- [PROBLEM DETAILS]: Print the listing as it stands, omitting all images.

- [Source records]:
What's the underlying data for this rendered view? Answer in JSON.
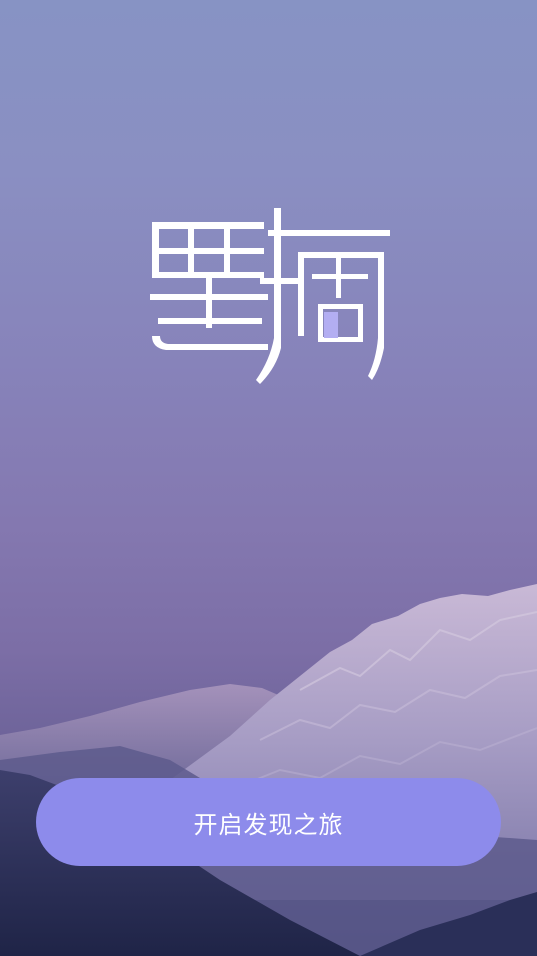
{
  "app": {
    "logo_text": "墨摘"
  },
  "actions": {
    "start_label": "开启发现之旅"
  },
  "colors": {
    "sky_top": "#8793c4",
    "sky_mid": "#8478b0",
    "button": "#8d8beb",
    "logo": "#ffffff",
    "logo_accent": "#b3aef2"
  }
}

- [THE ANSWER]:
What's the underlying data for this rendered view? Answer in JSON.
{
  "app": {
    "logo_text": "墨摘"
  },
  "actions": {
    "start_label": "开启发现之旅"
  },
  "colors": {
    "sky_top": "#8793c4",
    "sky_mid": "#8478b0",
    "button": "#8d8beb",
    "logo": "#ffffff",
    "logo_accent": "#b3aef2"
  }
}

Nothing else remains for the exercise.